>> START Recorded information

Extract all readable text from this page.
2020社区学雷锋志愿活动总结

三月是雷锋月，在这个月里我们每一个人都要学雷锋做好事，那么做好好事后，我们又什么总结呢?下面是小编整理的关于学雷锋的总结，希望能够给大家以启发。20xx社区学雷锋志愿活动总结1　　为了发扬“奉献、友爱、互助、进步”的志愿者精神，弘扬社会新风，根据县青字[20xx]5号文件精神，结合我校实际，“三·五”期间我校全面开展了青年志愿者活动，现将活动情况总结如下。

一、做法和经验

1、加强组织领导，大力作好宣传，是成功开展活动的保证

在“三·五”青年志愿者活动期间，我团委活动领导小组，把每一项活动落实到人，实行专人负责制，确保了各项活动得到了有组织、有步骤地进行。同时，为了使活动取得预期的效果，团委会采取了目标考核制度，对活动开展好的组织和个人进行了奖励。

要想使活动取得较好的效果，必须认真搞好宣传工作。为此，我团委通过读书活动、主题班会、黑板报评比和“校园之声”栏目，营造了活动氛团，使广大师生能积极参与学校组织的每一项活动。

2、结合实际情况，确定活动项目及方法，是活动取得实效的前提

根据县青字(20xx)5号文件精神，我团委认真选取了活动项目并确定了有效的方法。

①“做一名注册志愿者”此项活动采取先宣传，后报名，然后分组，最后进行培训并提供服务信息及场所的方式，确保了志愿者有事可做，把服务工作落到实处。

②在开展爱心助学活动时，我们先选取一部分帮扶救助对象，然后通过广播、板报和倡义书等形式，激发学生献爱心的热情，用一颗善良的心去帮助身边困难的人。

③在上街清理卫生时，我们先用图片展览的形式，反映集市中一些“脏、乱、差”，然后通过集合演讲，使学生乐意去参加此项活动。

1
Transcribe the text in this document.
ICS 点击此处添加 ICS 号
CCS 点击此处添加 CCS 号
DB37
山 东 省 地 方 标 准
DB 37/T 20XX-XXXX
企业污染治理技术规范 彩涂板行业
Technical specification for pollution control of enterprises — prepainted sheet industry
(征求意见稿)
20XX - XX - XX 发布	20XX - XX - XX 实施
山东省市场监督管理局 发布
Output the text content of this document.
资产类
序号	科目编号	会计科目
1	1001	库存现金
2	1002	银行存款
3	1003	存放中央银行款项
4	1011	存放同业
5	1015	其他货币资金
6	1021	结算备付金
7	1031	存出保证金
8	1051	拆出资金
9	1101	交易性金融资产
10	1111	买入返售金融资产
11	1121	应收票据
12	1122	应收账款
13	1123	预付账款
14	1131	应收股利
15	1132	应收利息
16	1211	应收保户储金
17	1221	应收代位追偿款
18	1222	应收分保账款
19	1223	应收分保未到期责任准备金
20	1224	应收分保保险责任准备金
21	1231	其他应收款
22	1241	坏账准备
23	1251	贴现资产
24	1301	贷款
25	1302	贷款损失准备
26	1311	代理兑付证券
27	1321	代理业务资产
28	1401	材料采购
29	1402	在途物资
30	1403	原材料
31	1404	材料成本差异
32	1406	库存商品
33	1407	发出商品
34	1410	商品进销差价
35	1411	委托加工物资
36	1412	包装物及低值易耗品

>> END Recorded information

What needs to be done:
Pull out every line containing "根据县青字".

Solution for this exercise:
三月是雷锋月，在这个月里我们每一个人都要学雷锋做好事，那么做好好事后，我们又什么总结呢?下面是小编整理的关于学雷锋的总结，希望能够给大家以启发。20xx社区学雷锋志愿活动总结1　　为了发扬“奉献、友爱、互助、进步”的志愿者精神，弘扬社会新风，根据县青字[20xx]5号文件精神，结合我校实际，“三·五”期间我校全面开展了青年志愿者活动，现将活动情况总结如下。
根据县青字(20xx)5号文件精神，我团委认真选取了活动项目并确定了有效的方法。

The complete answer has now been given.